------ Input data ------

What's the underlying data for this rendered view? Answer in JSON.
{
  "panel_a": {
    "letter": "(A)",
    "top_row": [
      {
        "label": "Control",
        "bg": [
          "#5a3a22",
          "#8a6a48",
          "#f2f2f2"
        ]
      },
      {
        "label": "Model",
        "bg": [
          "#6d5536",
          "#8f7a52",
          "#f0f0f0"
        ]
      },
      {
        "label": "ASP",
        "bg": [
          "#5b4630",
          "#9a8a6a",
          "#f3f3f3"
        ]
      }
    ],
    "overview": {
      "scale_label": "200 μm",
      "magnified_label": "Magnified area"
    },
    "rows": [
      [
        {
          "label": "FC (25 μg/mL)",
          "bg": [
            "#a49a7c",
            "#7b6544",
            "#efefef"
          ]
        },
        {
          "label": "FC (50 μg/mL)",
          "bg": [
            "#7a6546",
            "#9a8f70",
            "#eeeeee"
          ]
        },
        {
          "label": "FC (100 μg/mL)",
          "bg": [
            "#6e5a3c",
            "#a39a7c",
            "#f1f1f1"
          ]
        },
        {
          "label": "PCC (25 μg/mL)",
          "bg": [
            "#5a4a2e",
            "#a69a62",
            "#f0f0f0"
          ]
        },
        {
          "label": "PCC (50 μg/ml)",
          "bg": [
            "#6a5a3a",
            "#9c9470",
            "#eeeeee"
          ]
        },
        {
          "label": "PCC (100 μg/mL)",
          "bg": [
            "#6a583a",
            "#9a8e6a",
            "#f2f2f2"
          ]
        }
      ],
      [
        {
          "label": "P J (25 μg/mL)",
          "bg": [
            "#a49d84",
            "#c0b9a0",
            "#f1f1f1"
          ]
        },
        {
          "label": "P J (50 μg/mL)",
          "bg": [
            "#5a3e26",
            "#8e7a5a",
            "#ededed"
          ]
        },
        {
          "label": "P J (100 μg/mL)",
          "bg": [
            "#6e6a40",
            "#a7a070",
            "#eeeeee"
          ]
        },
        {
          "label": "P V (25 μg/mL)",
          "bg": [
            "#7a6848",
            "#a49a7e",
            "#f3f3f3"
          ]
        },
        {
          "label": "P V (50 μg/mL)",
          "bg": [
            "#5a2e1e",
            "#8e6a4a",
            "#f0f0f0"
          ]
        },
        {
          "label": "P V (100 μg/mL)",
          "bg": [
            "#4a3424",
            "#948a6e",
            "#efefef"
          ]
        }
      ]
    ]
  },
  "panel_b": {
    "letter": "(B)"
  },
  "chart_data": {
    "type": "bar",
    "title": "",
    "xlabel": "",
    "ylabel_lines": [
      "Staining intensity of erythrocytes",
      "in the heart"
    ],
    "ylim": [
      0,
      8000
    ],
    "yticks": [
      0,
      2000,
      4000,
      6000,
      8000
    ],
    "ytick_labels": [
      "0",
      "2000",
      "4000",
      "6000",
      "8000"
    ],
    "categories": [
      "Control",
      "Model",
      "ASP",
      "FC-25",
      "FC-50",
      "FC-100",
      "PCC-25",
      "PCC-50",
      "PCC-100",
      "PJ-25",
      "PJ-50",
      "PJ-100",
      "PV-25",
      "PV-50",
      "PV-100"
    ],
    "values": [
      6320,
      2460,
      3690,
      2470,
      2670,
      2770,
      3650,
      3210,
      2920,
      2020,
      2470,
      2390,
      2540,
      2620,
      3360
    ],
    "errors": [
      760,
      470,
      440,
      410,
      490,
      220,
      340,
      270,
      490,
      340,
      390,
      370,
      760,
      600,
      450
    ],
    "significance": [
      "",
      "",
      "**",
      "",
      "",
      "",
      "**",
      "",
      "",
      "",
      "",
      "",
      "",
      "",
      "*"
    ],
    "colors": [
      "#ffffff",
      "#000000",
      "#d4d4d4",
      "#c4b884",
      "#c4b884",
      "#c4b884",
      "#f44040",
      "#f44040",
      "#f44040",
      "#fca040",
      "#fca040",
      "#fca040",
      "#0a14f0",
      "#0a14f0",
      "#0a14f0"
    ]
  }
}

------

• **Aim**
Each record must be returned exactly as it is written.

• **Response to this task**
What's the underlying data for this rendered view? Answer in JSON.
{
  "panel_a": {
    "letter": "(A)",
    "top_row": [
      {
        "label": "Control",
        "bg": [
          "#5a3a22",
          "#8a6a48",
          "#f2f2f2"
        ]
      },
      {
        "label": "Model",
        "bg": [
          "#6d5536",
          "#8f7a52",
          "#f0f0f0"
        ]
      },
      {
        "label": "ASP",
        "bg": [
          "#5b4630",
          "#9a8a6a",
          "#f3f3f3"
        ]
      }
    ],
    "overview": {
      "scale_label": "200 μm",
      "magnified_label": "Magnified area"
    },
    "rows": [
      [
        {
          "label": "FC (25 μg/mL)",
          "bg": [
            "#a49a7c",
            "#7b6544",
            "#efefef"
          ]
        },
        {
          "label": "FC (50 μg/mL)",
          "bg": [
            "#7a6546",
            "#9a8f70",
            "#eeeeee"
          ]
        },
        {
          "label": "FC (100 μg/mL)",
          "bg": [
            "#6e5a3c",
            "#a39a7c",
            "#f1f1f1"
          ]
        },
        {
          "label": "PCC (25 μg/mL)",
          "bg": [
            "#5a4a2e",
            "#a69a62",
            "#f0f0f0"
          ]
        },
        {
          "label": "PCC (50 μg/ml)",
          "bg": [
            "#6a5a3a",
            "#9c9470",
            "#eeeeee"
          ]
        },
        {
          "label": "PCC (100 μg/mL)",
          "bg": [
            "#6a583a",
            "#9a8e6a",
            "#f2f2f2"
          ]
        }
      ],
      [
        {
          "label": "P J (25 μg/mL)",
          "bg": [
            "#a49d84",
            "#c0b9a0",
            "#f1f1f1"
          ]
        },
        {
          "label": "P J (50 μg/mL)",
          "bg": [
            "#5a3e26",
            "#8e7a5a",
            "#ededed"
          ]
        },
        {
          "label": "P J (100 μg/mL)",
          "bg": [
            "#6e6a40",
            "#a7a070",
            "#eeeeee"
          ]
        },
        {
          "label": "P V (25 μg/mL)",
          "bg": [
            "#7a6848",
            "#a49a7e",
            "#f3f3f3"
          ]
        },
        {
          "label": "P V (50 μg/mL)",
          "bg": [
            "#5a2e1e",
            "#8e6a4a",
            "#f0f0f0"
          ]
        },
        {
          "label": "P V (100 μg/mL)",
          "bg": [
            "#4a3424",
            "#948a6e",
            "#efefef"
          ]
        }
      ]
    ]
  },
  "panel_b": {
    "letter": "(B)"
  },
  "chart_data": {
    "type": "bar",
    "title": "",
    "xlabel": "",
    "ylabel_lines": [
      "Staining intensity of erythrocytes",
      "in the heart"
    ],
    "ylim": [
      0,
      8000
    ],
    "yticks": [
      0,
      2000,
      4000,
      6000,
      8000
    ],
    "ytick_labels": [
      "0",
      "2000",
      "4000",
      "6000",
      "8000"
    ],
    "categories": [
      "Control",
      "Model",
      "ASP",
      "FC-25",
      "FC-50",
      "FC-100",
      "PCC-25",
      "PCC-50",
      "PCC-100",
      "PJ-25",
      "PJ-50",
      "PJ-100",
      "PV-25",
      "PV-50",
      "PV-100"
    ],
    "values": [
      6320,
      2460,
      3690,
      2470,
      2670,
      2770,
      3650,
      3210,
      2920,
      2020,
      2470,
      2390,
      2540,
      2620,
      3360
    ],
    "errors": [
      760,
      470,
      440,
      410,
      490,
      220,
      340,
      270,
      490,
      340,
      390,
      370,
      760,
      600,
      450
    ],
    "significance": [
      "",
      "",
      "**",
      "",
      "",
      "",
      "**",
      "",
      "",
      "",
      "",
      "",
      "",
      "",
      "*"
    ],
    "colors": [
      "#ffffff",
      "#000000",
      "#d4d4d4",
      "#c4b884",
      "#c4b884",
      "#c4b884",
      "#f44040",
      "#f44040",
      "#f44040",
      "#fca040",
      "#fca040",
      "#fca040",
      "#0a14f0",
      "#0a14f0",
      "#0a14f0"
    ]
  }
}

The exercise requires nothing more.